**Record extracts:**
_____
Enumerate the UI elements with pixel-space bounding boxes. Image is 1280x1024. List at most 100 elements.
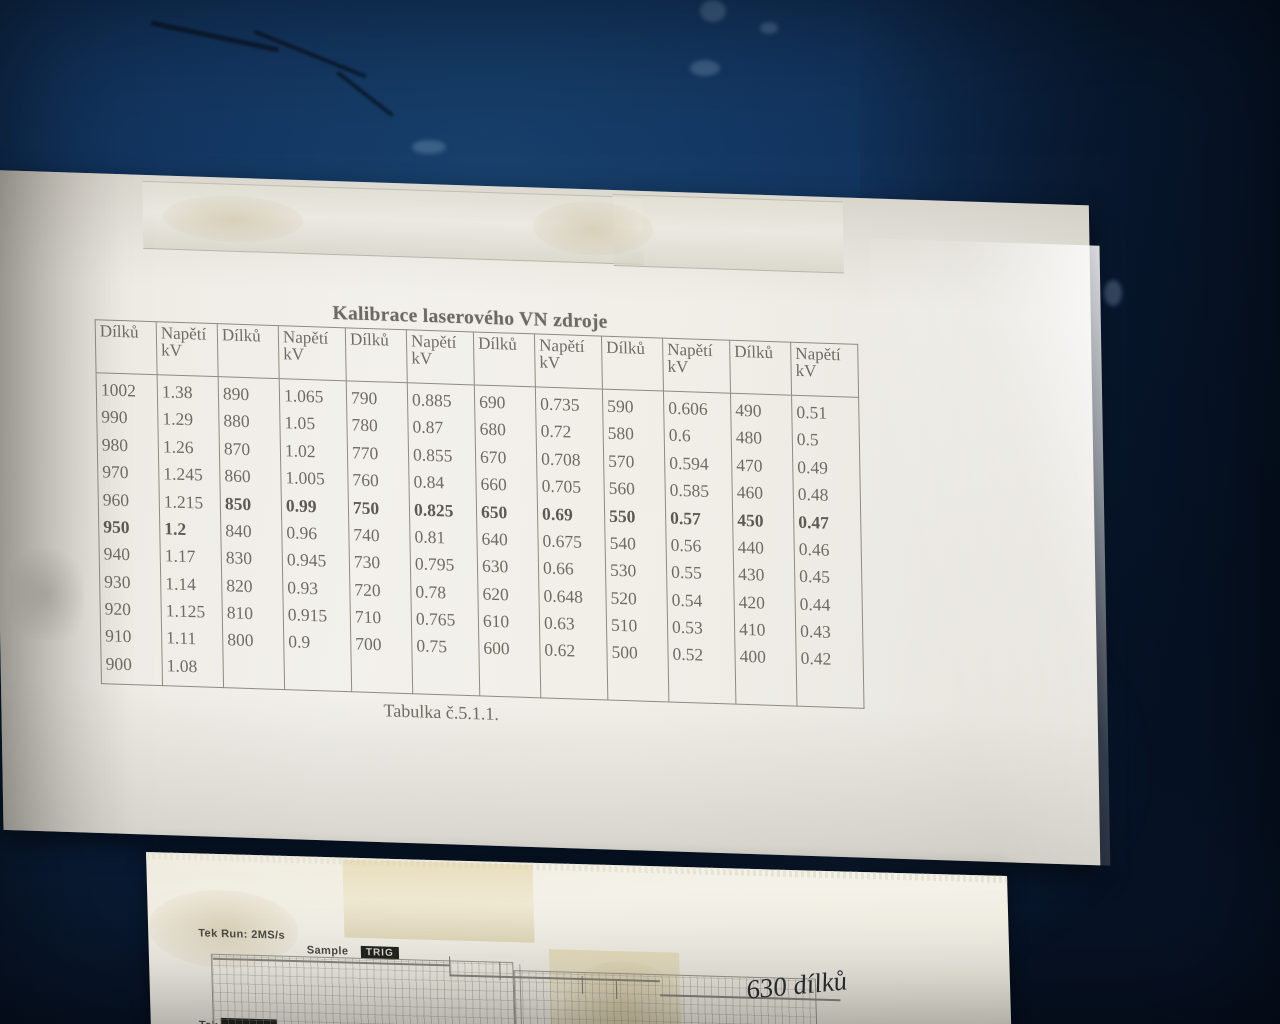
division-value: 780 [351,414,378,436]
division-value: 450 [737,509,764,531]
voltage-value: 0.66 [542,557,574,579]
voltage-value: 0.6 [668,425,691,446]
voltage-value: 0.69 [541,503,573,525]
division-value: 970 [102,461,129,483]
voltage-value: 0.708 [540,448,581,470]
division-value: 700 [355,633,382,655]
voltage-value: 0.735 [539,393,580,415]
division-value: 690 [478,391,506,413]
cell-divisions-block-3: 790 780 770 760 750 740 730 720 710 700 [346,380,413,694]
voltage-value: 0.53 [671,616,703,638]
voltage-value: 0.56 [670,534,702,556]
division-value: 720 [354,579,381,600]
division-value: 730 [353,551,381,573]
division-value: 820 [226,574,253,596]
voltage-value: 0.705 [541,475,582,497]
division-value: 410 [738,618,766,640]
division-value: 910 [104,625,132,647]
voltage-value: 0.44 [799,593,831,615]
scope-tape-strip [342,859,535,943]
voltage-value: 0.594 [669,452,709,474]
voltage-value: 1.02 [284,440,316,462]
cell-voltage-block-1: 1.38 1.29 1.26 1.245 1.215 1.2 1.17 1.14 1.125 1.… [157,374,224,688]
division-value: 430 [737,564,765,585]
voltage-value: 0.45 [799,566,831,588]
header-voltage-2: Napětí kV [278,325,347,381]
wall-scuff-mark [690,60,720,76]
division-value: 640 [481,528,508,550]
voltage-value: 0.47 [798,511,830,533]
voltage-value: 1.17 [164,545,196,567]
voltage-value: 0.585 [669,479,710,502]
voltage-value: 0.52 [672,644,704,666]
cell-divisions-block-4: 690 680 670 660 650 640 630 620 610 600 [474,384,541,698]
voltage-value: 0.57 [669,507,701,529]
division-value: 420 [738,591,766,613]
header-voltage-1: Napětí kV [156,321,219,377]
voltage-value: 0.62 [544,639,576,661]
paper-smudge [8,548,85,641]
voltage-value: 0.46 [798,538,830,560]
voltage-value: 0.49 [797,456,829,478]
division-value: 580 [607,423,635,444]
division-value: 660 [480,473,507,495]
wall-scuff-mark [412,140,446,154]
paper-specular-highlight [869,238,1111,866]
voltage-value: 1.125 [165,600,206,622]
division-value: 850 [224,492,252,514]
division-value: 500 [611,642,638,663]
division-value: 1002 [100,379,137,401]
division-value: 610 [482,610,510,632]
voltage-value: 0.606 [668,397,708,419]
voltage-value: 1.005 [285,467,325,489]
header-voltage-4: Napětí kV [534,333,603,390]
voltage-value: 1.38 [161,381,193,403]
voltage-value: 0.48 [797,483,829,505]
voltage-value: 1.14 [165,572,197,594]
voltage-value: 1.29 [162,408,194,430]
voltage-value: 0.945 [286,549,327,571]
cell-divisions-block-1: 1002 990 980 970 960 950 940 930 920 910 900 [96,372,163,686]
cell-divisions-block-6: 490 480 470 460 450 440 430 420 410 400 [730,393,797,707]
wall-scuff-mark [760,22,778,34]
division-value: 520 [610,587,637,609]
header-divisions-6: Dílků [729,340,792,396]
voltage-value: 1.065 [283,385,324,407]
division-value: 620 [482,583,509,605]
division-value: 890 [222,383,250,405]
cell-voltage-block-6: 0.51 0.5 0.49 0.48 0.47 0.46 0.45 0.44 0.43 0.42 [791,395,865,709]
division-value: 830 [225,547,253,569]
cell-divisions-block-5: 590 580 570 560 550 540 530 520 510 500 [602,389,669,703]
division-value: 440 [737,536,765,558]
division-value: 740 [353,524,380,546]
header-divisions-2: Dílků [217,323,280,379]
table-caption: Tabulka č.5.1.1. [383,700,499,724]
voltage-value: 1.08 [166,655,198,677]
division-value: 570 [607,450,635,472]
voltage-value: 0.72 [540,420,572,442]
voltage-value: 0.825 [413,498,454,521]
division-value: 860 [224,465,251,487]
division-value: 670 [479,446,507,468]
division-value: 470 [736,454,763,476]
voltage-value: 1.26 [162,436,194,458]
division-value: 600 [483,637,510,659]
table-body: 1002 990 980 970 960 950 940 930 920 910 900 1.38 1… [96,372,865,709]
scope-graticule [210,953,517,1024]
voltage-value: 0.93 [287,576,319,598]
header-divisions-3: Dílků [345,327,408,383]
division-value: 400 [739,646,767,668]
voltage-value: 0.765 [415,608,456,630]
header-divisions-5: Dílků [601,336,664,392]
division-value: 750 [352,496,380,518]
division-value: 840 [225,520,252,542]
division-value: 790 [350,387,378,409]
division-value: 650 [480,501,508,522]
division-value: 930 [104,570,131,592]
division-value: 990 [101,406,128,428]
division-value: 880 [223,410,250,432]
division-value: 550 [608,505,636,527]
cell-divisions-block-2: 890 880 870 860 850 840 830 820 810 800 [218,376,285,690]
division-value: 630 [481,555,509,577]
_____
Express the data above as a Markdown table with the columns Row and Entry, giving each non-blank line its own numbered row. Leave out the pictures.

| Row | Entry |
|---|---|
| 1 | Enumerate the UI elements with pixel-space bounding boxes. Image is 1280x1024. List at most 100 elements. |
| 2 | division-value: 780 [351,414,378,436] |
| 3 | division-value: 450 [737,509,764,531] |
| 4 | voltage-value: 0.66 [542,557,574,579] |
| 5 | voltage-value: 0.6 [668,425,691,446] |
| 6 | voltage-value: 0.69 [541,503,573,525] |
| 7 | division-value: 970 [102,461,129,483] |
| 8 | voltage-value: 0.708 [540,448,581,470] |
| 9 | division-value: 700 [355,633,382,655] |
| 10 | voltage-value: 0.735 [539,393,580,415] |
| 11 | division-value: 690 [478,391,506,413] |
| 12 | cell-divisions-block-3: 790 780 770 760 750 740 730 720 710 700 [346,380,413,694] |
| 13 | voltage-value: 0.53 [671,616,703,638] |
| 14 | voltage-value: 0.56 [670,534,702,556] |
| 15 | division-value: 720 [354,579,381,600] |
| 16 | division-value: 730 [353,551,381,573] |
| 17 | division-value: 820 [226,574,253,596] |
| 18 | voltage-value: 0.705 [541,475,582,497] |
| 19 | division-value: 410 [738,618,766,640] |
| 20 | division-value: 910 [104,625,132,647] |
| 21 | voltage-value: 0.44 [799,593,831,615] |
| 22 | scope-tape-strip [342,859,535,943] |
| 23 | voltage-value: 0.594 [669,452,709,474] |
| 24 | voltage-value: 1.02 [284,440,316,462] |
| 25 | cell-voltage-block-1: 1.38 1.29 1.26 1.245 1.215 1.2 1.17 1.14 1.125 1.… [157,374,224,688] |
| 26 | division-value: 430 [737,564,765,585] |
| 27 | voltage-value: 0.45 [799,566,831,588] |
| 28 | header-voltage-2: Napětí kV [278,325,347,381] |
| 29 | wall-scuff-mark [690,60,720,76] |
| 30 | division-value: 640 [481,528,508,550] |
| 31 | voltage-value: 0.47 [798,511,830,533] |
| 32 | voltage-value: 1.17 [164,545,196,567] |
| 33 | voltage-value: 0.585 [669,479,710,502] |
| 34 | voltage-value: 0.52 [672,644,704,666] |
| 35 | cell-divisions-block-4: 690 680 670 660 650 640 630 620 610 600 [474,384,541,698] |
| 36 | voltage-value: 0.57 [669,507,701,529] |
| 37 | division-value: 420 [738,591,766,613] |
| 38 | header-voltage-1: Napětí kV [156,321,219,377] |
| 39 | voltage-value: 0.62 [544,639,576,661] |
| 40 | paper-smudge [8,548,85,641] |
| 41 | voltage-value: 0.46 [798,538,830,560] |
| 42 | voltage-value: 0.49 [797,456,829,478] |
| 43 | division-value: 580 [607,423,635,444] |
| 44 | division-value: 660 [480,473,507,495] |
| 45 | wall-scuff-mark [412,140,446,154] |
| 46 | paper-specular-highlight [869,238,1111,866] |
| 47 | voltage-value: 1.125 [165,600,206,622] |
| 48 | division-value: 850 [224,492,252,514] |
| 49 | division-value: 500 [611,642,638,663] |
| 50 | division-value: 1002 [100,379,137,401] |
| 51 | division-value: 610 [482,610,510,632] |
| 52 | voltage-value: 0.606 [668,397,708,419] |
| 53 | voltage-value: 1.005 [285,467,325,489] |
| 54 | header-voltage-4: Napětí kV [534,333,603,390] |
| 55 | voltage-value: 1.38 [161,381,193,403] |
| 56 | voltage-value: 0.48 [797,483,829,505] |
| 57 | voltage-value: 1.14 [165,572,197,594] |
| 58 | voltage-value: 1.29 [162,408,194,430] |
| 59 | voltage-value: 0.945 [286,549,327,571] |
| 60 | cell-divisions-block-1: 1002 990 980 970 960 950 940 930 920 910 900 [96,372,163,686] |
| 61 | cell-divisions-block-6: 490 480 470 460 450 440 430 420 410 400 [730,393,797,707] |
| 62 | wall-scuff-mark [760,22,778,34] |
| 63 | division-value: 520 [610,587,637,609] |
| 64 | header-divisions-6: Dílků [729,340,792,396] |
| 65 | voltage-value: 1.065 [283,385,324,407] |
| 66 | division-value: 620 [482,583,509,605] |
| 67 | division-value: 890 [222,383,250,405] |
| 68 | cell-voltage-block-6: 0.51 0.5 0.49 0.48 0.47 0.46 0.45 0.44 0.43 0.42 [791,395,865,709] |
| 69 | division-value: 830 [225,547,253,569] |
| 70 | cell-divisions-block-5: 590 580 570 560 550 540 530 520 510 500 [602,389,669,703] |
| 71 | division-value: 440 [737,536,765,558] |
| 72 | division-value: 740 [353,524,380,546] |
| 73 | header-divisions-2: Dílků [217,323,280,379] |
| 74 | table-caption: Tabulka č.5.1.1. [383,700,499,724] |
| 75 | voltage-value: 1.08 [166,655,198,677] |
| 76 | division-value: 570 [607,450,635,472] |
| 77 | voltage-value: 0.72 [540,420,572,442] |
| 78 | voltage-value: 0.825 [413,498,454,521] |
| 79 | division-value: 860 [224,465,251,487] |
| 80 | division-value: 670 [479,446,507,468] |
| 81 | division-value: 470 [736,454,763,476] |
| 82 | voltage-value: 1.26 [162,436,194,458] |
| 83 | division-value: 600 [483,637,510,659] |
| 84 | table-body: 1002 990 980 970 960 950 940 930 920 910 900 1.38 1… [96,372,865,709] |
| 85 | scope-graticule [210,953,517,1024] |
| 86 | voltage-value: 0.93 [287,576,319,598] |
| 87 | header-divisions-3: Dílků [345,327,408,383] |
| 88 | division-value: 400 [739,646,767,668] |
| 89 | voltage-value: 0.765 [415,608,456,630] |
| 90 | header-divisions-5: Dílků [601,336,664,392] |
| 91 | division-value: 750 [352,496,380,518] |
| 92 | division-value: 840 [225,520,252,542] |
| 93 | division-value: 790 [350,387,378,409] |
| 94 | division-value: 650 [480,501,508,522] |
| 95 | division-value: 930 [104,570,131,592] |
| 96 | division-value: 990 [101,406,128,428] |
| 97 | division-value: 880 [223,410,250,432] |
| 98 | division-value: 550 [608,505,636,527] |
| 99 | cell-divisions-block-2: 890 880 870 860 850 840 830 820 810 800 [218,376,285,690] |
| 100 | division-value: 630 [481,555,509,577] |